[Task description]
Render every entry exactly as it appears.

[Input for this task]
_ _ _
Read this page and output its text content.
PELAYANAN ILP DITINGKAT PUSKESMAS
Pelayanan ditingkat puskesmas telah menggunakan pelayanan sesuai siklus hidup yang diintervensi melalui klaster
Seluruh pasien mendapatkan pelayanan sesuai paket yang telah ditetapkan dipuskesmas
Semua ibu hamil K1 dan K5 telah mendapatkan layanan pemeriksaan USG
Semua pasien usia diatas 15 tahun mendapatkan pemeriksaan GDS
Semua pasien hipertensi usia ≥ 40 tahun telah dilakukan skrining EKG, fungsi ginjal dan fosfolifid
_ _ _
[Final answer]
Read this page and output its text content.
PELAYANAN ILP DITINGKAT PUSKESMAS
Pelayanan ditingkat puskesmas telah menggunakan pelayanan sesuai siklus hidup yang diintervensi melalui klaster
Seluruh pasien mendapatkan pelayanan sesuai paket yang telah ditetapkan dipuskesmas
Semua ibu hamil K1 dan K5 telah mendapatkan layanan pemeriksaan USG
Semua pasien usia diatas 15 tahun mendapatkan pemeriksaan GDS
Semua pasien hipertensi usia ≥ 40 tahun telah dilakukan skrining EKG, fungsi ginjal dan fosfolifid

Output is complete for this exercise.